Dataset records
-------

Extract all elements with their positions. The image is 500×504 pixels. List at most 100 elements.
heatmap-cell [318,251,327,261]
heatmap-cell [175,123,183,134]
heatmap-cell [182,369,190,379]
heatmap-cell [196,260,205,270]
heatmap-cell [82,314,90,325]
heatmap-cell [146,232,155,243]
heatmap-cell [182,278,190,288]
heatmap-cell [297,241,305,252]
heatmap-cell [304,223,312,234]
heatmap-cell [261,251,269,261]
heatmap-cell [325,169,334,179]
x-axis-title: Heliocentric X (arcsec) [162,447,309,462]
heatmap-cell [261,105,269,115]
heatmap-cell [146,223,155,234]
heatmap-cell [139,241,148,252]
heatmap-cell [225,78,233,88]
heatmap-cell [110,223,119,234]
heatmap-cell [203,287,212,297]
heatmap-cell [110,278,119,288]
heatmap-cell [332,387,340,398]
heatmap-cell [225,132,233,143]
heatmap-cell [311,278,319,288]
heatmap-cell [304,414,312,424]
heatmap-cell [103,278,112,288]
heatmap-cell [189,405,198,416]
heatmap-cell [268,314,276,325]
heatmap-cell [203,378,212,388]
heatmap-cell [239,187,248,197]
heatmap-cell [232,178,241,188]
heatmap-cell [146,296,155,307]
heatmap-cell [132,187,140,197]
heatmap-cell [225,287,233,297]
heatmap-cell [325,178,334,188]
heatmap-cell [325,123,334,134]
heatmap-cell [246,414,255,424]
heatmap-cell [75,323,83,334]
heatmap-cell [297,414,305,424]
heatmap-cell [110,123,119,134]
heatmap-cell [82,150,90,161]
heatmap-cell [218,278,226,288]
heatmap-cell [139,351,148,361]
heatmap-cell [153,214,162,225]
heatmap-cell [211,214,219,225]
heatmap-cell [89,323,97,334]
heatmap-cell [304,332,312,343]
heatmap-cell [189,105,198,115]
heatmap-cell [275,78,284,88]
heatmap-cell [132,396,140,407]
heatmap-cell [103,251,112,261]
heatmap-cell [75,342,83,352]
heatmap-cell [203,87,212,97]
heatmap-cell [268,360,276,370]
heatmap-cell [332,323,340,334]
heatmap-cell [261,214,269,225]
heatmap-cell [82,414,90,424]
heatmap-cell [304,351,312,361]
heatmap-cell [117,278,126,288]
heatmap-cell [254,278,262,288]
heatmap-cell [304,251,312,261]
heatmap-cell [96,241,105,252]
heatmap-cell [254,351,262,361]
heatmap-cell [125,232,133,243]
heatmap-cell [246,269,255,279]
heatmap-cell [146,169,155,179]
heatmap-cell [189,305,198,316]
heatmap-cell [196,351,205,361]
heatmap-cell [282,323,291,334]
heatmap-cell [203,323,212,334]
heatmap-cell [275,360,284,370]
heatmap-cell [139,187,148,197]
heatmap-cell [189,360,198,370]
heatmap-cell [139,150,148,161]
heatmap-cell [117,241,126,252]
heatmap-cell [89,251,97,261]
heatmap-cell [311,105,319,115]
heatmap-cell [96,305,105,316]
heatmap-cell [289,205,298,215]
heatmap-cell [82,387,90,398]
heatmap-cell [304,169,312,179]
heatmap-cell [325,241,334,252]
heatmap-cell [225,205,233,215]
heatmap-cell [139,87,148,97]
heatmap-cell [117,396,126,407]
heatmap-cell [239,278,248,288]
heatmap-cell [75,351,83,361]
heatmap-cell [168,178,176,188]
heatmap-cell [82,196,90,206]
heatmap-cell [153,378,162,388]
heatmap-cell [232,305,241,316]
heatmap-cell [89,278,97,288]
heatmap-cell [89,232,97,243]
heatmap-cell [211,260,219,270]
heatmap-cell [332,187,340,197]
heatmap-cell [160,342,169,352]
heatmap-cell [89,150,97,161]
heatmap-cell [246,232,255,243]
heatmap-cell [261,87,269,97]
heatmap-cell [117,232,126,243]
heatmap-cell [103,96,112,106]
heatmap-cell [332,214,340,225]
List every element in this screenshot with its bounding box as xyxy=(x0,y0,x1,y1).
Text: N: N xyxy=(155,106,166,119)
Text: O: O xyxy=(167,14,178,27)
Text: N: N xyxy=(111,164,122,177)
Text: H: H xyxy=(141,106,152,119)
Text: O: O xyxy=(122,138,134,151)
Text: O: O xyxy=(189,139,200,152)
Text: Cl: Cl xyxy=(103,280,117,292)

-------

◆ To do ◆
Copy every line of the records above verbatim, without changing a single character.

◆ Result below ◆
Extract all elements with their positions. The image is 500×504 pixels. List at most 100 elements.
heatmap-cell [318,251,327,261]
heatmap-cell [175,123,183,134]
heatmap-cell [182,369,190,379]
heatmap-cell [196,260,205,270]
heatmap-cell [82,314,90,325]
heatmap-cell [146,232,155,243]
heatmap-cell [182,278,190,288]
heatmap-cell [297,241,305,252]
heatmap-cell [304,223,312,234]
heatmap-cell [261,251,269,261]
heatmap-cell [325,169,334,179]
x-axis-title: Heliocentric X (arcsec) [162,447,309,462]
heatmap-cell [261,105,269,115]
heatmap-cell [146,223,155,234]
heatmap-cell [139,241,148,252]
heatmap-cell [225,78,233,88]
heatmap-cell [110,223,119,234]
heatmap-cell [203,287,212,297]
heatmap-cell [110,278,119,288]
heatmap-cell [332,387,340,398]
heatmap-cell [225,132,233,143]
heatmap-cell [311,278,319,288]
heatmap-cell [304,414,312,424]
heatmap-cell [103,278,112,288]
heatmap-cell [189,405,198,416]
heatmap-cell [268,314,276,325]
heatmap-cell [203,378,212,388]
heatmap-cell [239,187,248,197]
heatmap-cell [232,178,241,188]
heatmap-cell [146,296,155,307]
heatmap-cell [132,187,140,197]
heatmap-cell [225,287,233,297]
heatmap-cell [325,178,334,188]
heatmap-cell [325,123,334,134]
heatmap-cell [246,414,255,424]
heatmap-cell [75,323,83,334]
heatmap-cell [297,414,305,424]
heatmap-cell [110,123,119,134]
heatmap-cell [82,150,90,161]
heatmap-cell [218,278,226,288]
heatmap-cell [139,351,148,361]
heatmap-cell [153,214,162,225]
heatmap-cell [211,214,219,225]
heatmap-cell [89,323,97,334]
heatmap-cell [304,332,312,343]
heatmap-cell [189,105,198,115]
heatmap-cell [275,78,284,88]
heatmap-cell [132,396,140,407]
heatmap-cell [103,251,112,261]
heatmap-cell [75,342,83,352]
heatmap-cell [203,87,212,97]
heatmap-cell [268,360,276,370]
heatmap-cell [332,323,340,334]
heatmap-cell [261,214,269,225]
heatmap-cell [82,414,90,424]
heatmap-cell [304,351,312,361]
heatmap-cell [117,278,126,288]
heatmap-cell [254,278,262,288]
heatmap-cell [304,251,312,261]
heatmap-cell [96,241,105,252]
heatmap-cell [254,351,262,361]
heatmap-cell [125,232,133,243]
heatmap-cell [246,269,255,279]
heatmap-cell [146,169,155,179]
heatmap-cell [189,305,198,316]
heatmap-cell [196,351,205,361]
heatmap-cell [282,323,291,334]
heatmap-cell [203,323,212,334]
heatmap-cell [275,360,284,370]
heatmap-cell [139,187,148,197]
heatmap-cell [189,360,198,370]
heatmap-cell [139,150,148,161]
heatmap-cell [117,241,126,252]
heatmap-cell [89,251,97,261]
heatmap-cell [311,105,319,115]
heatmap-cell [96,305,105,316]
heatmap-cell [289,205,298,215]
heatmap-cell [82,387,90,398]
heatmap-cell [304,169,312,179]
heatmap-cell [325,241,334,252]
heatmap-cell [225,205,233,215]
heatmap-cell [139,87,148,97]
heatmap-cell [117,396,126,407]
heatmap-cell [239,278,248,288]
heatmap-cell [75,351,83,361]
heatmap-cell [168,178,176,188]
heatmap-cell [82,196,90,206]
heatmap-cell [153,378,162,388]
heatmap-cell [232,305,241,316]
heatmap-cell [89,278,97,288]
heatmap-cell [89,232,97,243]
heatmap-cell [211,260,219,270]
heatmap-cell [332,187,340,197]
heatmap-cell [160,342,169,352]
heatmap-cell [89,150,97,161]
heatmap-cell [246,232,255,243]
heatmap-cell [261,87,269,97]
heatmap-cell [117,232,126,243]
heatmap-cell [103,96,112,106]
heatmap-cell [332,214,340,225]
List every element in this screenshot with its bounding box as xyxy=(x0,y0,x1,y1).
Text: N: N xyxy=(155,106,166,119)
Text: O: O xyxy=(167,14,178,27)
Text: N: N xyxy=(111,164,122,177)
Text: H: H xyxy=(141,106,152,119)
Text: O: O xyxy=(122,138,134,151)
Text: O: O xyxy=(189,139,200,152)
Text: Cl: Cl xyxy=(103,280,117,292)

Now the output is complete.